All of the data below must be repeated exactly.

** START Exercise inputs **

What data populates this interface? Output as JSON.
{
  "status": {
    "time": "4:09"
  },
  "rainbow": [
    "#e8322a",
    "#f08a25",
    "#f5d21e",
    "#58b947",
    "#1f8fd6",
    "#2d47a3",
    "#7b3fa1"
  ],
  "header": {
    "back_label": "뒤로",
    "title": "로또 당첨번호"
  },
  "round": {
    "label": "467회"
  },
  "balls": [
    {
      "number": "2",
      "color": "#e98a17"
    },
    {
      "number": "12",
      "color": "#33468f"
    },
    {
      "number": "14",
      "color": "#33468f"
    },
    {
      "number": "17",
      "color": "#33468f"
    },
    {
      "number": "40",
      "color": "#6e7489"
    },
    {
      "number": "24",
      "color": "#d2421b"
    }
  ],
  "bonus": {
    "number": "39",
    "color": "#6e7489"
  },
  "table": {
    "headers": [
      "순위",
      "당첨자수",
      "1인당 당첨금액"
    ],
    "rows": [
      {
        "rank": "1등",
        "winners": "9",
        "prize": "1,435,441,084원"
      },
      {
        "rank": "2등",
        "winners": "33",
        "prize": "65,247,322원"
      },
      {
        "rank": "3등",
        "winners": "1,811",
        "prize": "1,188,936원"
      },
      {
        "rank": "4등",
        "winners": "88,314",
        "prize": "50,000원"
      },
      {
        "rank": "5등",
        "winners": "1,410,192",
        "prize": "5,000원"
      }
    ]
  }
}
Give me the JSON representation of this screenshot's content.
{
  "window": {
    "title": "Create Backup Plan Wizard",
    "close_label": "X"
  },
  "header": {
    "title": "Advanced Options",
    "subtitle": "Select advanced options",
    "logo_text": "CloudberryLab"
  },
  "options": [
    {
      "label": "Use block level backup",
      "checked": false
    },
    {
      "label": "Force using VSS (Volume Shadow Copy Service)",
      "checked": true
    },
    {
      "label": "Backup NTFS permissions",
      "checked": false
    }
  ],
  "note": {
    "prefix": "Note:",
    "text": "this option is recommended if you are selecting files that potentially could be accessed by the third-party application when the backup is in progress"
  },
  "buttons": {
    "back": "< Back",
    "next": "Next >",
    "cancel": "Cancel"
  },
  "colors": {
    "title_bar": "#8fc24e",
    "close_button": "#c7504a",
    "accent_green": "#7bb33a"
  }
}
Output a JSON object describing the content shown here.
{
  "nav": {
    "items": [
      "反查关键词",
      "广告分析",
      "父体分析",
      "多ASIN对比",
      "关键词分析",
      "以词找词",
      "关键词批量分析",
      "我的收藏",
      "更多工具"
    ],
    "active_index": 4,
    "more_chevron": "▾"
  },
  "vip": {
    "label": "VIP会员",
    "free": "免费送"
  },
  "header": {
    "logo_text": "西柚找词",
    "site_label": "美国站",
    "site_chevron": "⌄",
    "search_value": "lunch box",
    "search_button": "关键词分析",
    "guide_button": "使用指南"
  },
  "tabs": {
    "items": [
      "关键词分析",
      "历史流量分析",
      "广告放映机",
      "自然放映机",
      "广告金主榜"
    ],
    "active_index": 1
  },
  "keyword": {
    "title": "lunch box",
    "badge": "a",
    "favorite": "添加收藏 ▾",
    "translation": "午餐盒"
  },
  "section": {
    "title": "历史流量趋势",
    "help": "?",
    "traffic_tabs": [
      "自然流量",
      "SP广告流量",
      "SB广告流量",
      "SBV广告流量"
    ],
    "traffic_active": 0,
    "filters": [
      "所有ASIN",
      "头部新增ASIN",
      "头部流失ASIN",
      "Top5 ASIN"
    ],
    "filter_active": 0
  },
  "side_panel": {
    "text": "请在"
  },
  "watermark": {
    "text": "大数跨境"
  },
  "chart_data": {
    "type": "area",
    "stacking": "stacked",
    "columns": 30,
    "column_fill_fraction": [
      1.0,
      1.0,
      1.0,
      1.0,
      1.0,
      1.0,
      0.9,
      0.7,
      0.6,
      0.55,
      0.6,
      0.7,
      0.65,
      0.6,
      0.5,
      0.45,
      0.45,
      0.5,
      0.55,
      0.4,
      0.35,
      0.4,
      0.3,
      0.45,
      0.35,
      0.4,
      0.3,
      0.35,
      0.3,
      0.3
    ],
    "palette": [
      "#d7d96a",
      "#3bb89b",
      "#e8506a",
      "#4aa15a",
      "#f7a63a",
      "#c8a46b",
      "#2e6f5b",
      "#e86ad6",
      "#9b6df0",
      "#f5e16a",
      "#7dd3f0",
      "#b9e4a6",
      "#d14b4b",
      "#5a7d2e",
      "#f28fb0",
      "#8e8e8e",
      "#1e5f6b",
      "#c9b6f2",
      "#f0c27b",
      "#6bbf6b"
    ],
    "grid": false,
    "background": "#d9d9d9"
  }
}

** END Exercise inputs **

| Written reply |
What data populates this interface? Output as JSON.
{
  "status": {
    "time": "4:09"
  },
  "rainbow": [
    "#e8322a",
    "#f08a25",
    "#f5d21e",
    "#58b947",
    "#1f8fd6",
    "#2d47a3",
    "#7b3fa1"
  ],
  "header": {
    "back_label": "뒤로",
    "title": "로또 당첨번호"
  },
  "round": {
    "label": "467회"
  },
  "balls": [
    {
      "number": "2",
      "color": "#e98a17"
    },
    {
      "number": "12",
      "color": "#33468f"
    },
    {
      "number": "14",
      "color": "#33468f"
    },
    {
      "number": "17",
      "color": "#33468f"
    },
    {
      "number": "40",
      "color": "#6e7489"
    },
    {
      "number": "24",
      "color": "#d2421b"
    }
  ],
  "bonus": {
    "number": "39",
    "color": "#6e7489"
  },
  "table": {
    "headers": [
      "순위",
      "당첨자수",
      "1인당 당첨금액"
    ],
    "rows": [
      {
        "rank": "1등",
        "winners": "9",
        "prize": "1,435,441,084원"
      },
      {
        "rank": "2등",
        "winners": "33",
        "prize": "65,247,322원"
      },
      {
        "rank": "3등",
        "winners": "1,811",
        "prize": "1,188,936원"
      },
      {
        "rank": "4등",
        "winners": "88,314",
        "prize": "50,000원"
      },
      {
        "rank": "5등",
        "winners": "1,410,192",
        "prize": "5,000원"
      }
    ]
  }
}
Give me the JSON representation of this screenshot's content.
{
  "window": {
    "title": "Create Backup Plan Wizard",
    "close_label": "X"
  },
  "header": {
    "title": "Advanced Options",
    "subtitle": "Select advanced options",
    "logo_text": "CloudberryLab"
  },
  "options": [
    {
      "label": "Use block level backup",
      "checked": false
    },
    {
      "label": "Force using VSS (Volume Shadow Copy Service)",
      "checked": true
    },
    {
      "label": "Backup NTFS permissions",
      "checked": false
    }
  ],
  "note": {
    "prefix": "Note:",
    "text": "this option is recommended if you are selecting files that potentially could be accessed by the third-party application when the backup is in progress"
  },
  "buttons": {
    "back": "< Back",
    "next": "Next >",
    "cancel": "Cancel"
  },
  "colors": {
    "title_bar": "#8fc24e",
    "close_button": "#c7504a",
    "accent_green": "#7bb33a"
  }
}
Output a JSON object describing the content shown here.
{
  "nav": {
    "items": [
      "反查关键词",
      "广告分析",
      "父体分析",
      "多ASIN对比",
      "关键词分析",
      "以词找词",
      "关键词批量分析",
      "我的收藏",
      "更多工具"
    ],
    "active_index": 4,
    "more_chevron": "▾"
  },
  "vip": {
    "label": "VIP会员",
    "free": "免费送"
  },
  "header": {
    "logo_text": "西柚找词",
    "site_label": "美国站",
    "site_chevron": "⌄",
    "search_value": "lunch box",
    "search_button": "关键词分析",
    "guide_button": "使用指南"
  },
  "tabs": {
    "items": [
      "关键词分析",
      "历史流量分析",
      "广告放映机",
      "自然放映机",
      "广告金主榜"
    ],
    "active_index": 1
  },
  "keyword": {
    "title": "lunch box",
    "badge": "a",
    "favorite": "添加收藏 ▾",
    "translation": "午餐盒"
  },
  "section": {
    "title": "历史流量趋势",
    "help": "?",
    "traffic_tabs": [
      "自然流量",
      "SP广告流量",
      "SB广告流量",
      "SBV广告流量"
    ],
    "traffic_active": 0,
    "filters": [
      "所有ASIN",
      "头部新增ASIN",
      "头部流失ASIN",
      "Top5 ASIN"
    ],
    "filter_active": 0
  },
  "side_panel": {
    "text": "请在"
  },
  "watermark": {
    "text": "大数跨境"
  },
  "chart_data": {
    "type": "area",
    "stacking": "stacked",
    "columns": 30,
    "column_fill_fraction": [
      1.0,
      1.0,
      1.0,
      1.0,
      1.0,
      1.0,
      0.9,
      0.7,
      0.6,
      0.55,
      0.6,
      0.7,
      0.65,
      0.6,
      0.5,
      0.45,
      0.45,
      0.5,
      0.55,
      0.4,
      0.35,
      0.4,
      0.3,
      0.45,
      0.35,
      0.4,
      0.3,
      0.35,
      0.3,
      0.3
    ],
    "palette": [
      "#d7d96a",
      "#3bb89b",
      "#e8506a",
      "#4aa15a",
      "#f7a63a",
      "#c8a46b",
      "#2e6f5b",
      "#e86ad6",
      "#9b6df0",
      "#f5e16a",
      "#7dd3f0",
      "#b9e4a6",
      "#d14b4b",
      "#5a7d2e",
      "#f28fb0",
      "#8e8e8e",
      "#1e5f6b",
      "#c9b6f2",
      "#f0c27b",
      "#6bbf6b"
    ],
    "grid": false,
    "background": "#d9d9d9"
  }
}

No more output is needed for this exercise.